Items listed in a dataset

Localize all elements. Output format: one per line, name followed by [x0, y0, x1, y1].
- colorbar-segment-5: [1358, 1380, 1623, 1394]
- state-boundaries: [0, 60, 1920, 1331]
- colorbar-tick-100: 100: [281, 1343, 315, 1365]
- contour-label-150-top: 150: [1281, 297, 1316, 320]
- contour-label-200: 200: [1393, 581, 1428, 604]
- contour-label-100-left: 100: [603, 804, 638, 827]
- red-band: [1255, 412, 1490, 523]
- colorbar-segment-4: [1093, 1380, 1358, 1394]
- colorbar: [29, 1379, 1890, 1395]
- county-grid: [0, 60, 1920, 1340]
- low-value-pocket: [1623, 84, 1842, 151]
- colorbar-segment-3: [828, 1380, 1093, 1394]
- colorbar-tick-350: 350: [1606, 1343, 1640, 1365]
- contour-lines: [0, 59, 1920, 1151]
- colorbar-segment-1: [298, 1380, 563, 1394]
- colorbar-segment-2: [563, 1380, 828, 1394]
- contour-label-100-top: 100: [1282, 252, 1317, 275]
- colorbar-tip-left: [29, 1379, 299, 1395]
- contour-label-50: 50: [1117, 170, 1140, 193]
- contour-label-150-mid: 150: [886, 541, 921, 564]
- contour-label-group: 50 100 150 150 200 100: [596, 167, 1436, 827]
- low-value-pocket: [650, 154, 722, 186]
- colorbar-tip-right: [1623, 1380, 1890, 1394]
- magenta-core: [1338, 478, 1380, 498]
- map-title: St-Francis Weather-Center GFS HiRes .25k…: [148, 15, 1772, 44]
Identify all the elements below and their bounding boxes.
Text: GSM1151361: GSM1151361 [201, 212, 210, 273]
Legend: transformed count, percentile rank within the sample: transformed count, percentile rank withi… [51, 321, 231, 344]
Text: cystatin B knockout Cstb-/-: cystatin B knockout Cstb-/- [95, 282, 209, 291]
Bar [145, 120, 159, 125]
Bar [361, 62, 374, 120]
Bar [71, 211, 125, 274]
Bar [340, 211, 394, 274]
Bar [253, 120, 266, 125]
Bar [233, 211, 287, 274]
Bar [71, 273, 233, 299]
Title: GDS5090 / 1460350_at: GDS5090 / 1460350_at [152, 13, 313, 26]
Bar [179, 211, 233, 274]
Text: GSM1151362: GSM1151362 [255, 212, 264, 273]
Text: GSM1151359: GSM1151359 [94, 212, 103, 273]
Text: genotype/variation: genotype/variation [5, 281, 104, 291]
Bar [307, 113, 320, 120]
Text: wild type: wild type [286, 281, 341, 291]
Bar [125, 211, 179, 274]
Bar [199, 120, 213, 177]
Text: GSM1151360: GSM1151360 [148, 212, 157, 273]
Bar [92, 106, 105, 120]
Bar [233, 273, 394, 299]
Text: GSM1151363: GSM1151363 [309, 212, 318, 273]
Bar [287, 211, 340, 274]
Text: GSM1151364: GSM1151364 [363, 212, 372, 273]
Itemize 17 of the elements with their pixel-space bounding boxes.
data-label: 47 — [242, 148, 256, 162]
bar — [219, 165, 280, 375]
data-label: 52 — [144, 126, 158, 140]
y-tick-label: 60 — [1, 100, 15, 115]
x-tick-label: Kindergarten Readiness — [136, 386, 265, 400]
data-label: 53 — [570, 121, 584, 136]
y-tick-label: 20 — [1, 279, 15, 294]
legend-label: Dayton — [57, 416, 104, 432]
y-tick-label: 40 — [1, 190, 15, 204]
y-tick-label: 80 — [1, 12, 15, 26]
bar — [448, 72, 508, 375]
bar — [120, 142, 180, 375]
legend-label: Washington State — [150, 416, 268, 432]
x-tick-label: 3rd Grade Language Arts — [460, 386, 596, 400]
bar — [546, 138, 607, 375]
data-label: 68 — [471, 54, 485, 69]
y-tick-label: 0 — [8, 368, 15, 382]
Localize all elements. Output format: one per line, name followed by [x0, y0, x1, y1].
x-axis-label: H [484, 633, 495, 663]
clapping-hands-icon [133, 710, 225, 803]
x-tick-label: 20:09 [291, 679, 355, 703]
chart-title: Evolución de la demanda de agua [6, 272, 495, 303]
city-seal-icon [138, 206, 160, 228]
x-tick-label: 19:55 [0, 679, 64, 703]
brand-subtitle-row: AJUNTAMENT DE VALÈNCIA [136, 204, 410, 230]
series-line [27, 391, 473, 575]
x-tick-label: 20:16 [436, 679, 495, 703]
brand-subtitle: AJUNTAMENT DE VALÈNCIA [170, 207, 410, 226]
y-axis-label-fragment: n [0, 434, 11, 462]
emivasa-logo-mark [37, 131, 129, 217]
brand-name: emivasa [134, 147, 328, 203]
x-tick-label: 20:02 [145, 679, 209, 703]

● **What this task involves**: Count the lines in the entries above that contain the string "AJUNTAMENT". Give only the number.

● **Task result**: 2